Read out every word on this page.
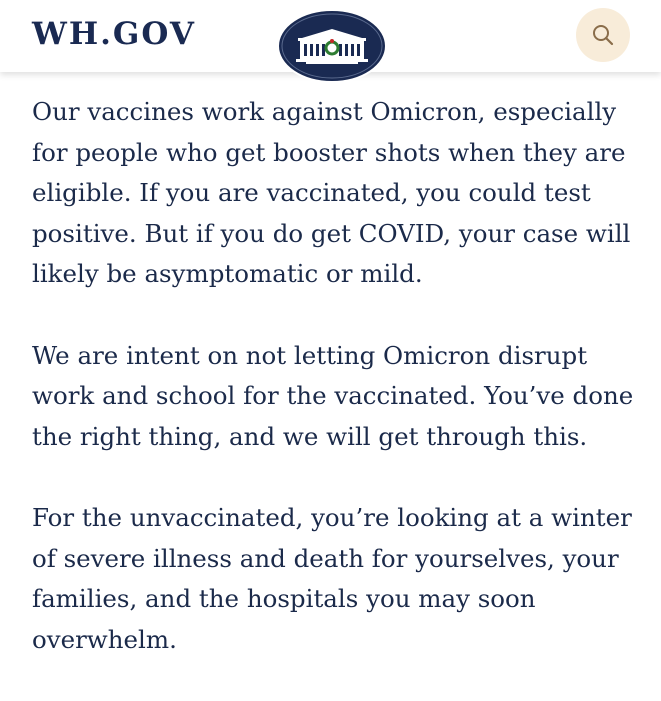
WH.GOV

Our vaccines work against Omicron, especially for people who get booster shots when they are eligible. If you are vaccinated, you could test positive. But if you do get COVID, your case will likely be asymptomatic or mild.

We are intent on not letting Omicron disrupt work and school for the vaccinated. You’ve done the right thing, and we will get through this.

For the unvaccinated, you’re looking at a winter of severe illness and death for yourselves, your families, and the hospitals you may soon overwhelm.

→ Your goal
The records above need to be restated word for word, with the pictures left out.

→ Task answer
Read out every word on this page.
WH.GOV

Our vaccines work against Omicron, especially for people who get booster shots when they are eligible. If you are vaccinated, you could test positive. But if you do get COVID, your case will likely be asymptomatic or mild.

We are intent on not letting Omicron disrupt work and school for the vaccinated. You’ve done the right thing, and we will get through this.

For the unvaccinated, you’re looking at a winter of severe illness and death for yourselves, your families, and the hospitals you may soon overwhelm.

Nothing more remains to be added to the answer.